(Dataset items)
┏━━

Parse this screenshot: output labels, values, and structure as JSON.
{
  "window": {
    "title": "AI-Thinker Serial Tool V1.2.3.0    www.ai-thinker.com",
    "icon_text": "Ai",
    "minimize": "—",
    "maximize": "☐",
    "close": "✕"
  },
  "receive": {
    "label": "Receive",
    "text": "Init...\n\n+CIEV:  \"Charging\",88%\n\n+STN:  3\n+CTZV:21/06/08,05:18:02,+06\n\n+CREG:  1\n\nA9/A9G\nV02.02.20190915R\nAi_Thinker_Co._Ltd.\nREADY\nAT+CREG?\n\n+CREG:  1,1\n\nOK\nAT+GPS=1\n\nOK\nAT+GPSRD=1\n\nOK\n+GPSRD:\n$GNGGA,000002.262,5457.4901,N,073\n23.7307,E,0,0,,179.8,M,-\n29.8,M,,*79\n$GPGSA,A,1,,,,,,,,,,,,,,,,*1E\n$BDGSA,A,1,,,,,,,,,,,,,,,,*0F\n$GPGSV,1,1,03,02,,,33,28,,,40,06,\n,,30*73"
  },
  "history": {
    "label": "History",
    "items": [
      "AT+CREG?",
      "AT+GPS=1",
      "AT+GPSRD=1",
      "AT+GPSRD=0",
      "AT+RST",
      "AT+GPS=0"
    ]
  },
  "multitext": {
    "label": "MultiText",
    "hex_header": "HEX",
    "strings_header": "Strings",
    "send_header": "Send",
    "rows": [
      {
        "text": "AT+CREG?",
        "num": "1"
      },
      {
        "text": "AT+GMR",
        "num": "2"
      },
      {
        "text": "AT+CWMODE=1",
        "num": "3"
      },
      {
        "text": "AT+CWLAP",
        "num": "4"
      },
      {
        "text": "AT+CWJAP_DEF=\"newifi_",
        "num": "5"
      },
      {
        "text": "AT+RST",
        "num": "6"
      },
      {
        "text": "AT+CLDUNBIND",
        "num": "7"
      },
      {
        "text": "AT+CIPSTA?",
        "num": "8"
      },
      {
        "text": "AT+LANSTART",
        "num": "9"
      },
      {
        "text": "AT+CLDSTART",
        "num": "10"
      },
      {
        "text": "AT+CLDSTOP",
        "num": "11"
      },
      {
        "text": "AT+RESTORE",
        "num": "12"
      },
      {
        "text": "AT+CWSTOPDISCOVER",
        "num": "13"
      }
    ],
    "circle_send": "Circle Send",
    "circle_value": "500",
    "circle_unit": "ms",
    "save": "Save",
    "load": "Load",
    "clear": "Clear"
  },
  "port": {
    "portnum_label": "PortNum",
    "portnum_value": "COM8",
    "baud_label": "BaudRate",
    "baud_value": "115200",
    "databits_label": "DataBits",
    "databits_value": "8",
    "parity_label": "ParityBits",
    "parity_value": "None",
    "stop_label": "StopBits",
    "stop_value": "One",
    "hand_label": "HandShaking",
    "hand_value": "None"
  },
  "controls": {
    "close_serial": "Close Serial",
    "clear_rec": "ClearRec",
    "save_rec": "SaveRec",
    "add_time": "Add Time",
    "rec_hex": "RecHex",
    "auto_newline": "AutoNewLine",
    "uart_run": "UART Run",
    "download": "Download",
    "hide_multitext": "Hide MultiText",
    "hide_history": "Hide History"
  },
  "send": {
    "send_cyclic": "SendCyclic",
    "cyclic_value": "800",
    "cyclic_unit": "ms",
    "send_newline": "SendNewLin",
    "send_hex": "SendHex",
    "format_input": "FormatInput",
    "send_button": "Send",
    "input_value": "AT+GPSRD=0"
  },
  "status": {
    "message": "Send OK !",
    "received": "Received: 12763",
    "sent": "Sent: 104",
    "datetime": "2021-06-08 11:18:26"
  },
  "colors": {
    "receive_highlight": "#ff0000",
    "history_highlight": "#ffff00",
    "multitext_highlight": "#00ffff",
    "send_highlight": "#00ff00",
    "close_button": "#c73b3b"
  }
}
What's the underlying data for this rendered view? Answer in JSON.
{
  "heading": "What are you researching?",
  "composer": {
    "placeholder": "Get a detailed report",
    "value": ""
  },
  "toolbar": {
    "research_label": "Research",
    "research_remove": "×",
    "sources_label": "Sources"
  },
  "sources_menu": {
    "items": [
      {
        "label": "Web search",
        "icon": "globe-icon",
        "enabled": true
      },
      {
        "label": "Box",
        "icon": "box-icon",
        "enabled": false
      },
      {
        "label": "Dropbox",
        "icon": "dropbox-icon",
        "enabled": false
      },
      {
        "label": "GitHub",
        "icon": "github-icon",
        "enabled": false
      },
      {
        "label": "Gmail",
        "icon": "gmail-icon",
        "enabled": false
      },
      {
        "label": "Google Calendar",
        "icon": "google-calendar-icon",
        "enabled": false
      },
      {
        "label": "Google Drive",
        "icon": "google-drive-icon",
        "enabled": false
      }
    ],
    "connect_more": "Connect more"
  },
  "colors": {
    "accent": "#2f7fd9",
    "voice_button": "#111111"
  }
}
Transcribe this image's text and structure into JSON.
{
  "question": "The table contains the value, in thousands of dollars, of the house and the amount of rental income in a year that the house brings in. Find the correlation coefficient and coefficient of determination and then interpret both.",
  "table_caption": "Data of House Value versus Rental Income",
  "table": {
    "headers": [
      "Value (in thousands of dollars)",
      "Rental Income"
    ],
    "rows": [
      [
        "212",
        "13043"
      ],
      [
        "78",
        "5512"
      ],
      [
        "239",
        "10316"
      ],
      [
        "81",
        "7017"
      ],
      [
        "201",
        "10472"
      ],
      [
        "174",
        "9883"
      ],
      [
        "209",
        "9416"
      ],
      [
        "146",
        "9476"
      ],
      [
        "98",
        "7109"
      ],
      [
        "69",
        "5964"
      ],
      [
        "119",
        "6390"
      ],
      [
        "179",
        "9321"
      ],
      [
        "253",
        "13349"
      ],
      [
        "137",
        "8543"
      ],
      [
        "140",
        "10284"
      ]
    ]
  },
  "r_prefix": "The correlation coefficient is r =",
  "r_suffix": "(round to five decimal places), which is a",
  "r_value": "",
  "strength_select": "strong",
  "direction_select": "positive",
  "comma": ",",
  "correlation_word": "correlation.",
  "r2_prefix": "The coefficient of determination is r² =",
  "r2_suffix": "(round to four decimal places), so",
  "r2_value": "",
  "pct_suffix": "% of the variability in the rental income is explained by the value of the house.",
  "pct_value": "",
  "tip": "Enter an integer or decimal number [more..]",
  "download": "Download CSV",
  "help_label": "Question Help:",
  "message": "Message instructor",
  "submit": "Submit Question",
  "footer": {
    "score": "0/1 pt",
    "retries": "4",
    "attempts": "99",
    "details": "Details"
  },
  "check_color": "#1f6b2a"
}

┗━━

WHAT YOU NEED TO DO:
Each line in the entries above that includes the string "JSON" should be extracted.

RESPONSE:
Parse this screenshot: output labels, values, and structure as JSON.
What's the underlying data for this rendered view? Answer in JSON.
Transcribe this image's text and structure into JSON.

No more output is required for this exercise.